### [Task objective]
Every entry must be given again exactly.
--- Start Records for the exercise ---
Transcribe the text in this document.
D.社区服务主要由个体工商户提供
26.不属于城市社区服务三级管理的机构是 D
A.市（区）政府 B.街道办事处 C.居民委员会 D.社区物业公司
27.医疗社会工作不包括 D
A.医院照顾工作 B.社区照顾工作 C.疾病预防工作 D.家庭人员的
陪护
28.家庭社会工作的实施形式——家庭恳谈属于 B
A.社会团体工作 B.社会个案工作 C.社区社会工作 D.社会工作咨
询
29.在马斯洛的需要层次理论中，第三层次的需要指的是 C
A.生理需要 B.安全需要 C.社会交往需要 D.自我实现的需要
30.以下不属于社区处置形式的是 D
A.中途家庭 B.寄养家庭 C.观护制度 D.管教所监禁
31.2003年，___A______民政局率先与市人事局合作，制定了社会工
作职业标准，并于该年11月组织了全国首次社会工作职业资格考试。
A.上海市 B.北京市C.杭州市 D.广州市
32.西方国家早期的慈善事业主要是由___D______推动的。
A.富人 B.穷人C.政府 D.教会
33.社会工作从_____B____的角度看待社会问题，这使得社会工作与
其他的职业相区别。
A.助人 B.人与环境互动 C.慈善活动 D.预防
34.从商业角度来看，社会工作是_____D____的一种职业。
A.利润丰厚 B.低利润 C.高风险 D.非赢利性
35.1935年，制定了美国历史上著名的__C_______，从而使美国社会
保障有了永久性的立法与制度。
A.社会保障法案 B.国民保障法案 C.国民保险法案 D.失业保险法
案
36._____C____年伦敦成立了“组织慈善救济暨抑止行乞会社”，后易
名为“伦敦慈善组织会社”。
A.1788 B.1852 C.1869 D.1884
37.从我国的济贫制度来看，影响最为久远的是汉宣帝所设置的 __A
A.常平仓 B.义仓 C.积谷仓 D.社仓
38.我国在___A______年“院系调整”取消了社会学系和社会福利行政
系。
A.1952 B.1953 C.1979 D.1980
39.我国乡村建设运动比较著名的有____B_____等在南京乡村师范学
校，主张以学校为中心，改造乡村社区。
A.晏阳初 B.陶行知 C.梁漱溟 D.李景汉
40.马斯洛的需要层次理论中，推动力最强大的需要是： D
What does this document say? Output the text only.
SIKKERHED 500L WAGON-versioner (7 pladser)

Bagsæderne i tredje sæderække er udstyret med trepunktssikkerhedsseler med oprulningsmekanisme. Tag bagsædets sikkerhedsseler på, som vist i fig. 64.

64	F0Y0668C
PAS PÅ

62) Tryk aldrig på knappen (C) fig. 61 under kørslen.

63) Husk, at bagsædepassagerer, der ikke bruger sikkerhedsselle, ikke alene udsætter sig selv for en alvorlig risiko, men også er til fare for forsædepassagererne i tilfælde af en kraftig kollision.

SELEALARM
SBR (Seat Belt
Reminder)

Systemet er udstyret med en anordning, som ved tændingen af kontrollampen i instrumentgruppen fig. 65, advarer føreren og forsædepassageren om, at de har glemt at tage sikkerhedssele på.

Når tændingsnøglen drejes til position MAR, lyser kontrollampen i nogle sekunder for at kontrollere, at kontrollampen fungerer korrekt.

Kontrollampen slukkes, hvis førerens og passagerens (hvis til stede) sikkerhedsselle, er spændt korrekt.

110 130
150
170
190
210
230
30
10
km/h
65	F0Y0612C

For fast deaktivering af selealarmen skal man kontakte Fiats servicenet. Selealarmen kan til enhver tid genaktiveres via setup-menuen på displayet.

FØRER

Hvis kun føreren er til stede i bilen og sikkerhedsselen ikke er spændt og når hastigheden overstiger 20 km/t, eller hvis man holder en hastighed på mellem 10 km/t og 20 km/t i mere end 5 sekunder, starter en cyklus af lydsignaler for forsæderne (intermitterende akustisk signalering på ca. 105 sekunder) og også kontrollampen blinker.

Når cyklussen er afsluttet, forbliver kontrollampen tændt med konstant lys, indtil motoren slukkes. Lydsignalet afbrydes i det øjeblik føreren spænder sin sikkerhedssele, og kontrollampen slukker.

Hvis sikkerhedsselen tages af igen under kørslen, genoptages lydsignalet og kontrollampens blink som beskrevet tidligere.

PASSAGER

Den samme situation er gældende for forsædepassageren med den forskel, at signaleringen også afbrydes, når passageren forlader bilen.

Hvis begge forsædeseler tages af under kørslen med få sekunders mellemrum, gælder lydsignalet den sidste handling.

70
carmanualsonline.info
--- End Records for the exercise ---
### [Answer in full]
Transcribe the text in this document.
D.社区服务主要由个体工商户提供
26.不属于城市社区服务三级管理的机构是 D
A.市（区）政府 B.街道办事处 C.居民委员会 D.社区物业公司
27.医疗社会工作不包括 D
A.医院照顾工作 B.社区照顾工作 C.疾病预防工作 D.家庭人员的
陪护
28.家庭社会工作的实施形式——家庭恳谈属于 B
A.社会团体工作 B.社会个案工作 C.社区社会工作 D.社会工作咨
询
29.在马斯洛的需要层次理论中，第三层次的需要指的是 C
A.生理需要 B.安全需要 C.社会交往需要 D.自我实现的需要
30.以下不属于社区处置形式的是 D
A.中途家庭 B.寄养家庭 C.观护制度 D.管教所监禁
31.2003年，___A______民政局率先与市人事局合作，制定了社会工
作职业标准，并于该年11月组织了全国首次社会工作职业资格考试。
A.上海市 B.北京市C.杭州市 D.广州市
32.西方国家早期的慈善事业主要是由___D______推动的。
A.富人 B.穷人C.政府 D.教会
33.社会工作从_____B____的角度看待社会问题，这使得社会工作与
其他的职业相区别。
A.助人 B.人与环境互动 C.慈善活动 D.预防
34.从商业角度来看，社会工作是_____D____的一种职业。
A.利润丰厚 B.低利润 C.高风险 D.非赢利性
35.1935年，制定了美国历史上著名的__C_______，从而使美国社会
保障有了永久性的立法与制度。
A.社会保障法案 B.国民保障法案 C.国民保险法案 D.失业保险法
案
36._____C____年伦敦成立了“组织慈善救济暨抑止行乞会社”，后易
名为“伦敦慈善组织会社”。
A.1788 B.1852 C.1869 D.1884
37.从我国的济贫制度来看，影响最为久远的是汉宣帝所设置的 __A
A.常平仓 B.义仓 C.积谷仓 D.社仓
38.我国在___A______年“院系调整”取消了社会学系和社会福利行政
系。
A.1952 B.1953 C.1979 D.1980
39.我国乡村建设运动比较著名的有____B_____等在南京乡村师范学
校，主张以学校为中心，改造乡村社区。
A.晏阳初 B.陶行知 C.梁漱溟 D.李景汉
40.马斯洛的需要层次理论中，推动力最强大的需要是： D
What does this document say? Output the text only.
SIKKERHED 500L WAGON-versioner (7 pladser)

Bagsæderne i tredje sæderække er udstyret med trepunktssikkerhedsseler med oprulningsmekanisme. Tag bagsædets sikkerhedsseler på, som vist i fig. 64.

64	F0Y0668C
PAS PÅ

62) Tryk aldrig på knappen (C) fig. 61 under kørslen.

63) Husk, at bagsædepassagerer, der ikke bruger sikkerhedsselle, ikke alene udsætter sig selv for en alvorlig risiko, men også er til fare for forsædepassagererne i tilfælde af en kraftig kollision.

SELEALARM
SBR (Seat Belt
Reminder)

Systemet er udstyret med en anordning, som ved tændingen af kontrollampen i instrumentgruppen fig. 65, advarer føreren og forsædepassageren om, at de har glemt at tage sikkerhedssele på.

Når tændingsnøglen drejes til position MAR, lyser kontrollampen i nogle sekunder for at kontrollere, at kontrollampen fungerer korrekt.

Kontrollampen slukkes, hvis førerens og passagerens (hvis til stede) sikkerhedsselle, er spændt korrekt.

110 130
150
170
190
210
230
30
10
km/h
65	F0Y0612C

For fast deaktivering af selealarmen skal man kontakte Fiats servicenet. Selealarmen kan til enhver tid genaktiveres via setup-menuen på displayet.

FØRER

Hvis kun føreren er til stede i bilen og sikkerhedsselen ikke er spændt og når hastigheden overstiger 20 km/t, eller hvis man holder en hastighed på mellem 10 km/t og 20 km/t i mere end 5 sekunder, starter en cyklus af lydsignaler for forsæderne (intermitterende akustisk signalering på ca. 105 sekunder) og også kontrollampen blinker.

Når cyklussen er afsluttet, forbliver kontrollampen tændt med konstant lys, indtil motoren slukkes. Lydsignalet afbrydes i det øjeblik føreren spænder sin sikkerhedssele, og kontrollampen slukker.

Hvis sikkerhedsselen tages af igen under kørslen, genoptages lydsignalet og kontrollampens blink som beskrevet tidligere.

PASSAGER

Den samme situation er gældende for forsædepassageren med den forskel, at signaleringen også afbrydes, når passageren forlader bilen.

Hvis begge forsædeseler tages af under kørslen med få sekunders mellemrum, gælder lydsignalet den sidste handling.

70
carmanualsonline.info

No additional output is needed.